> [What the task requires]: The complete listing should be restated exactly.

+++ Given entries +++

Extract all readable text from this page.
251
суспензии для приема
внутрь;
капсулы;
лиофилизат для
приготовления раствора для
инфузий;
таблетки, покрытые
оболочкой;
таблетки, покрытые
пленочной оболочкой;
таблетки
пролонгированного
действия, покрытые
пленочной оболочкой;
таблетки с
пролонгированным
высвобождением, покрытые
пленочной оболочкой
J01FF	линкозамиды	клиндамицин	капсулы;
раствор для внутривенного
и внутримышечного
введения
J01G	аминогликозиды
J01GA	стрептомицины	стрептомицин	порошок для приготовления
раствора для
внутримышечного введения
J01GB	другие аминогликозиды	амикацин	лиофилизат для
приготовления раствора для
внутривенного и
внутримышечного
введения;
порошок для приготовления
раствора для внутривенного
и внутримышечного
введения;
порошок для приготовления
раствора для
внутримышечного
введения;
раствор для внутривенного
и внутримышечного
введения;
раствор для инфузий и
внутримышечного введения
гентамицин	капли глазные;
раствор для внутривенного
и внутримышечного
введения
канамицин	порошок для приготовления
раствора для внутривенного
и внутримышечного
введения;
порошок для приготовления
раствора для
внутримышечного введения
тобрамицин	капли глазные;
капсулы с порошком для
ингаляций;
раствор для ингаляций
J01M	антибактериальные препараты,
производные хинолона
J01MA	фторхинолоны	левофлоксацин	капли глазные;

+++

> [Answer to this task]:
Extract all readable text from this page.
251
суспензии для приема
внутрь;
капсулы;
лиофилизат для
приготовления раствора для
инфузий;
таблетки, покрытые
оболочкой;
таблетки, покрытые
пленочной оболочкой;
таблетки
пролонгированного
действия, покрытые
пленочной оболочкой;
таблетки с
пролонгированным
высвобождением, покрытые
пленочной оболочкой
J01FF	линкозамиды	клиндамицин	капсулы;
раствор для внутривенного
и внутримышечного
введения
J01G	аминогликозиды
J01GA	стрептомицины	стрептомицин	порошок для приготовления
раствора для
внутримышечного введения
J01GB	другие аминогликозиды	амикацин	лиофилизат для
приготовления раствора для
внутривенного и
внутримышечного
введения;
порошок для приготовления
раствора для внутривенного
и внутримышечного
введения;
порошок для приготовления
раствора для
внутримышечного
введения;
раствор для внутривенного
и внутримышечного
введения;
раствор для инфузий и
внутримышечного введения
гентамицин	капли глазные;
раствор для внутривенного
и внутримышечного
введения
канамицин	порошок для приготовления
раствора для внутривенного
и внутримышечного
введения;
порошок для приготовления
раствора для
внутримышечного введения
тобрамицин	капли глазные;
капсулы с порошком для
ингаляций;
раствор для ингаляций
J01M	антибактериальные препараты,
производные хинолона
J01MA	фторхинолоны	левофлоксацин	капли глазные;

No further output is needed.